■ GIVEN TASK:
Pick out and copy every line below that has the word "color".

Figure contents as structured data:
......

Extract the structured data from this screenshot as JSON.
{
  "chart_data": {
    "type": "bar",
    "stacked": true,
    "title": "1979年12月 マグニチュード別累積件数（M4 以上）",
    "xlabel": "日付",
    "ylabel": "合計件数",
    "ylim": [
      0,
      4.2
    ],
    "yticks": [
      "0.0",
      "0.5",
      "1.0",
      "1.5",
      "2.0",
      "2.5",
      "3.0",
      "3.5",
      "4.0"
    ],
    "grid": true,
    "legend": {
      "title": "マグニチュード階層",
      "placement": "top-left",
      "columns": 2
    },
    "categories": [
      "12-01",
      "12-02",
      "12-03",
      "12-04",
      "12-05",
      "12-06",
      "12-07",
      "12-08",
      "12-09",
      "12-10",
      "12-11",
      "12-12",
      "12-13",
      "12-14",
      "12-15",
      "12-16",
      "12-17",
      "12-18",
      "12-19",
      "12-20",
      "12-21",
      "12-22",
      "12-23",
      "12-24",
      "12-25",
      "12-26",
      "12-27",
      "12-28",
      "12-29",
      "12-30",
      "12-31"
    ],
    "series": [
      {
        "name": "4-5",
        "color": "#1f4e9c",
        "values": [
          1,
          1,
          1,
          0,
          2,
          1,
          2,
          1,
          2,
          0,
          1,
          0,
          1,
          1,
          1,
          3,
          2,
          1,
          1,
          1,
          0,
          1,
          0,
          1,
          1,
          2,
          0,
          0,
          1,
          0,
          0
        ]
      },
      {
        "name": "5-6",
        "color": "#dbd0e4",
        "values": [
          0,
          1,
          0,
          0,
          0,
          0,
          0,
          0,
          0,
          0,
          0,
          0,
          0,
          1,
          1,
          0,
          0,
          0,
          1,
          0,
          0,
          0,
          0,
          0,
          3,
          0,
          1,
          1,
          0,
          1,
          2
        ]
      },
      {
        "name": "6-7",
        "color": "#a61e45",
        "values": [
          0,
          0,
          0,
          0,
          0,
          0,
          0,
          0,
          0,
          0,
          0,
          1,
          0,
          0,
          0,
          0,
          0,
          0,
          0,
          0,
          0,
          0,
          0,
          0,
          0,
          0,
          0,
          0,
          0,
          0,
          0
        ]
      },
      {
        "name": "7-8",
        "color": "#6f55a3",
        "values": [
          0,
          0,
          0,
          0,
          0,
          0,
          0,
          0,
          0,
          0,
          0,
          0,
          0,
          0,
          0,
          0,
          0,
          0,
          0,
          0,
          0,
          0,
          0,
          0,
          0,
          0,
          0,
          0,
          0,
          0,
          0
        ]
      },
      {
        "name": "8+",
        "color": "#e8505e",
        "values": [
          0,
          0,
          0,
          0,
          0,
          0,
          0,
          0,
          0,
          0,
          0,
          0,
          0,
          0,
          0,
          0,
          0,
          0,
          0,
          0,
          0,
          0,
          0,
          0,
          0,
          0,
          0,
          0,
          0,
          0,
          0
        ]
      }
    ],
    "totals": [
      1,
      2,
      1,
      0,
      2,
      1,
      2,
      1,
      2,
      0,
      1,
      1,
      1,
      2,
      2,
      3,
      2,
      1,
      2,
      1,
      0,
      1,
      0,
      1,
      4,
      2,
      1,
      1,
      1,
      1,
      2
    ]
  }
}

......

■ SOLUTION FOR THIS PROBLEM:
        "color": "#1f4e9c",
        "color": "#dbd0e4",
        "color": "#a61e45",
        "color": "#6f55a3",
        "color": "#e8505e",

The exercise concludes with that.